◆ JOB ◆
Search the data for the string "plain" and extract every line where it appears.

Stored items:
• • • •
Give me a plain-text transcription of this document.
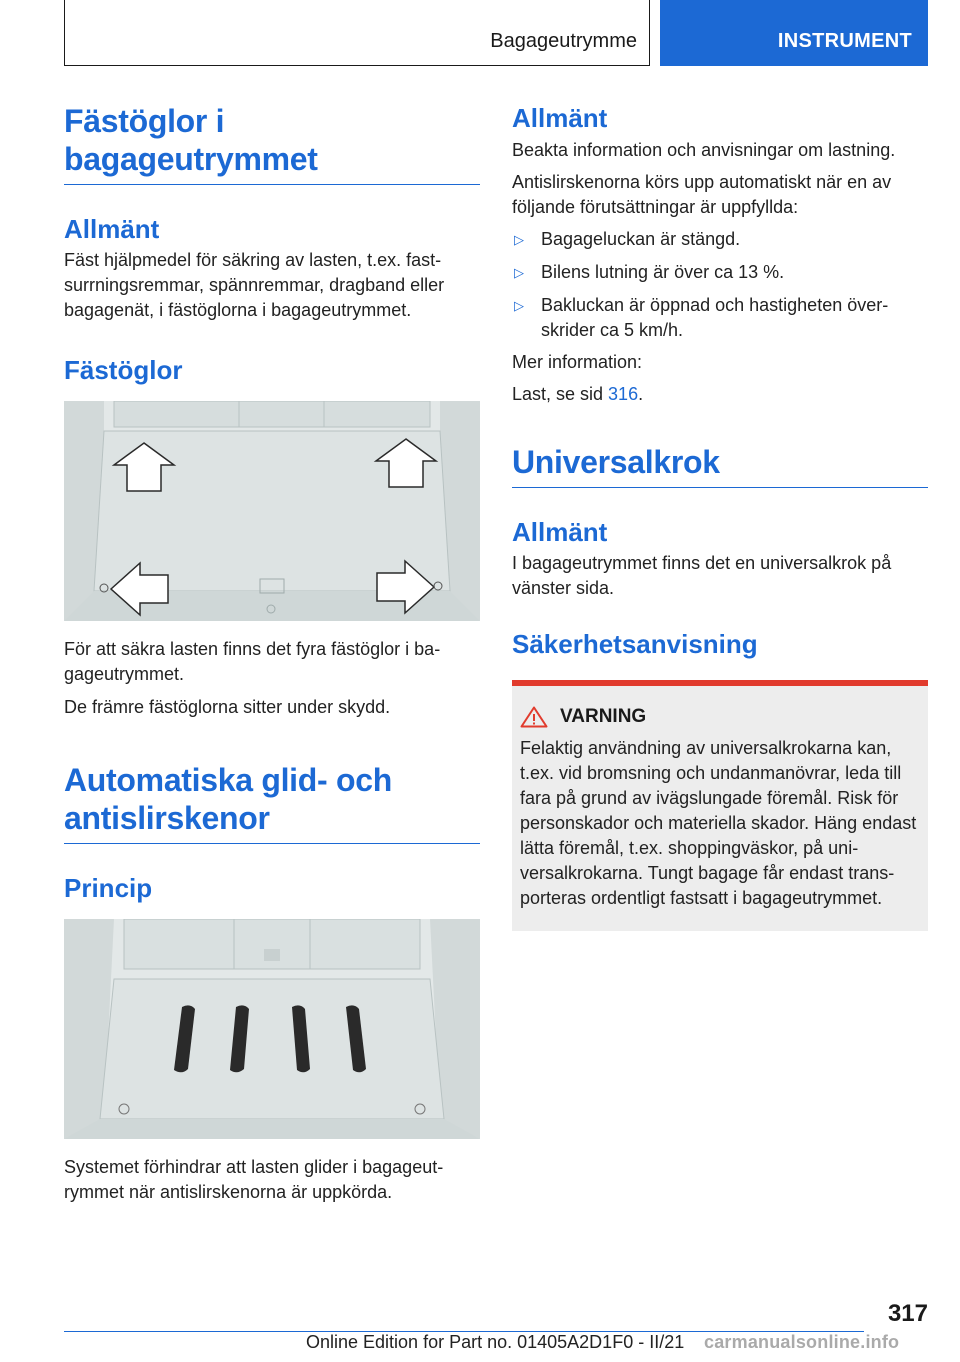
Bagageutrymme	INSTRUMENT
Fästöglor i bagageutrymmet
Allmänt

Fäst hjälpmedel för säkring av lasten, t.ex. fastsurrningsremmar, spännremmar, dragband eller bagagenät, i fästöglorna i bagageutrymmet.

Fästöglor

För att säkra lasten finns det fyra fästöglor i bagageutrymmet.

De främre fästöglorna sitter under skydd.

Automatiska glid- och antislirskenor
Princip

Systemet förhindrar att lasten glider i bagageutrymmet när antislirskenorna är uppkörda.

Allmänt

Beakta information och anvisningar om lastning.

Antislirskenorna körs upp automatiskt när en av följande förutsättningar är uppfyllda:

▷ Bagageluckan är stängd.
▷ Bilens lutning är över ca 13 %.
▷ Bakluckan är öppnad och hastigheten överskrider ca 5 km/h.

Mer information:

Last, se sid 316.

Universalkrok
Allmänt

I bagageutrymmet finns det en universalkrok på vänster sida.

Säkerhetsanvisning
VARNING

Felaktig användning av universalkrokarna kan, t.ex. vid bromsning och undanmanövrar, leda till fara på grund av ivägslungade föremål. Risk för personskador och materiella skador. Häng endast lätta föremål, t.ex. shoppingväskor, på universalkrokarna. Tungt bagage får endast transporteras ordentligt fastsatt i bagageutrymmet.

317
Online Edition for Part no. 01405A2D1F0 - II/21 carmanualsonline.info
• • • •
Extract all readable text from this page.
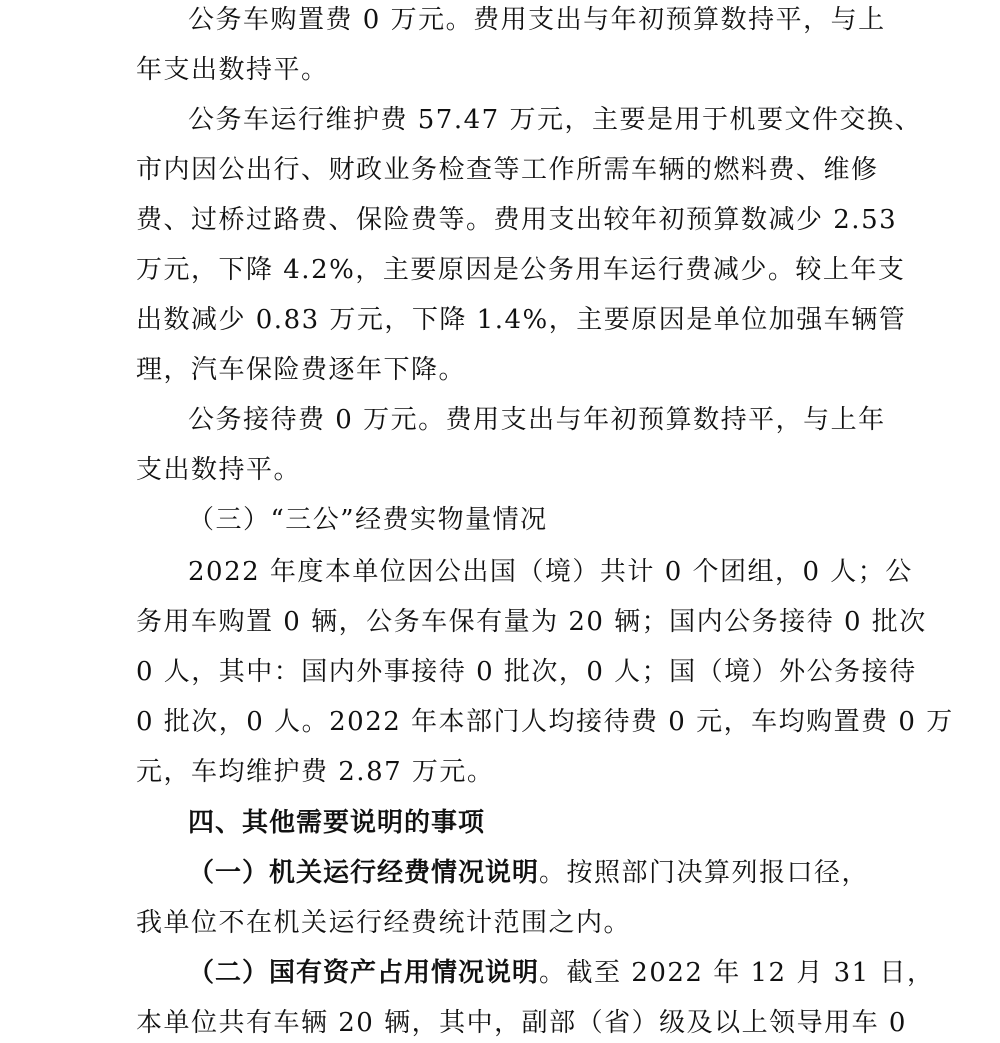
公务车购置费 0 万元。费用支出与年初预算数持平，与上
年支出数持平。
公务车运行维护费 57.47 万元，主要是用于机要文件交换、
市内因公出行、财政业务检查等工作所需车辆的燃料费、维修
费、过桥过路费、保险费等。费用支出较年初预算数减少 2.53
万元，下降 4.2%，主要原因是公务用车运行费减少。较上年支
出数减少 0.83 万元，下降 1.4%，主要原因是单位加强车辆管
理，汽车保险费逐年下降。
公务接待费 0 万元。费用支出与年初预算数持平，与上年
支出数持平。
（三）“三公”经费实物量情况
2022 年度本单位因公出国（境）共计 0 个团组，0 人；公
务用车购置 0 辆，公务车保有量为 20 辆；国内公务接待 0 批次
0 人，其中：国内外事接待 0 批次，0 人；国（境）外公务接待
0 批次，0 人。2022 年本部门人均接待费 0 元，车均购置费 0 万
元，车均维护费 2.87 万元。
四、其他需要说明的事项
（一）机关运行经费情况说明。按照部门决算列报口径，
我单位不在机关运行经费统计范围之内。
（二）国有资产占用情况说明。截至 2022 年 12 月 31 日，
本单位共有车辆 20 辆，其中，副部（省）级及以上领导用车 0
• • • •
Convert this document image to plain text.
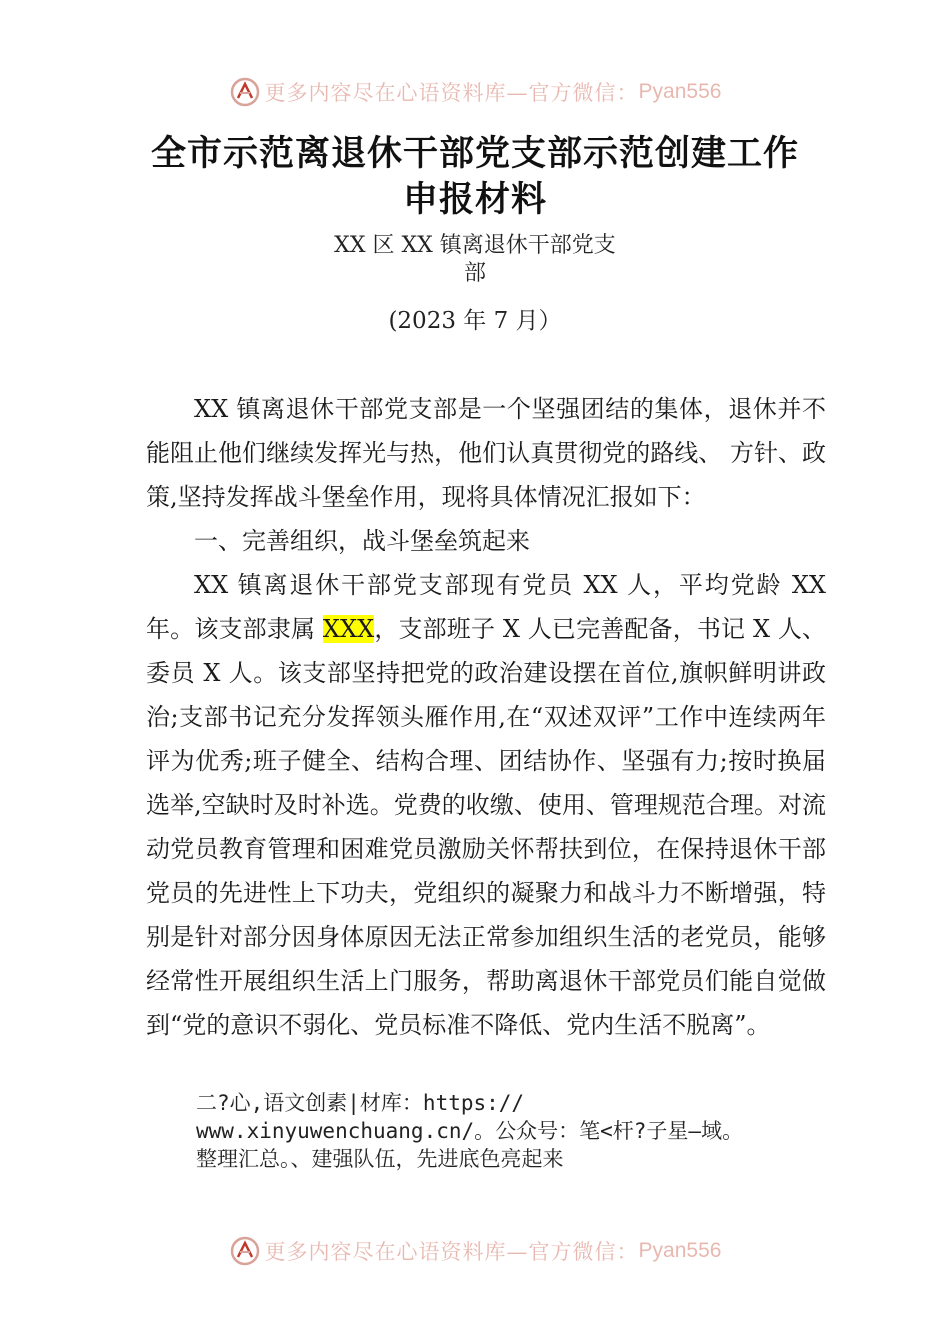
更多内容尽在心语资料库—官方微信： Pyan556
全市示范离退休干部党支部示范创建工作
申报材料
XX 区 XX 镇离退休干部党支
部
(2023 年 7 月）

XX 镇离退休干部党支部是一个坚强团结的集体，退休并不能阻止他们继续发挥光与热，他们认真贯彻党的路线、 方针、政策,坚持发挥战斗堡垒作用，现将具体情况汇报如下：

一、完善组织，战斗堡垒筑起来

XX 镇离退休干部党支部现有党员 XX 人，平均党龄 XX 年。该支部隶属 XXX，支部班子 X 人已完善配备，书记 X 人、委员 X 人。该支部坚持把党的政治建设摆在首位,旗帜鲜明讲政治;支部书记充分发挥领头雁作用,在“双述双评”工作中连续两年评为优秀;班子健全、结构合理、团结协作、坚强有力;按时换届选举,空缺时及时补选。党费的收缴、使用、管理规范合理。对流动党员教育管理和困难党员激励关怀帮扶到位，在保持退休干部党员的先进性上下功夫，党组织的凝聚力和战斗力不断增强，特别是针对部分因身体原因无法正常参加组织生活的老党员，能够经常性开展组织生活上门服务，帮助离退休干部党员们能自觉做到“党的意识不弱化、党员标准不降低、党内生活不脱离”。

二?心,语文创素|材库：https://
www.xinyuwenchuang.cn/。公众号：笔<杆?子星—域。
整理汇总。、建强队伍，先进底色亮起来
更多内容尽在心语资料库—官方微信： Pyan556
• • • •
◆ ANSWER TO THIS PROBLEM ◆
Give me a plain-text transcription of this document.
Convert this document image to plain text.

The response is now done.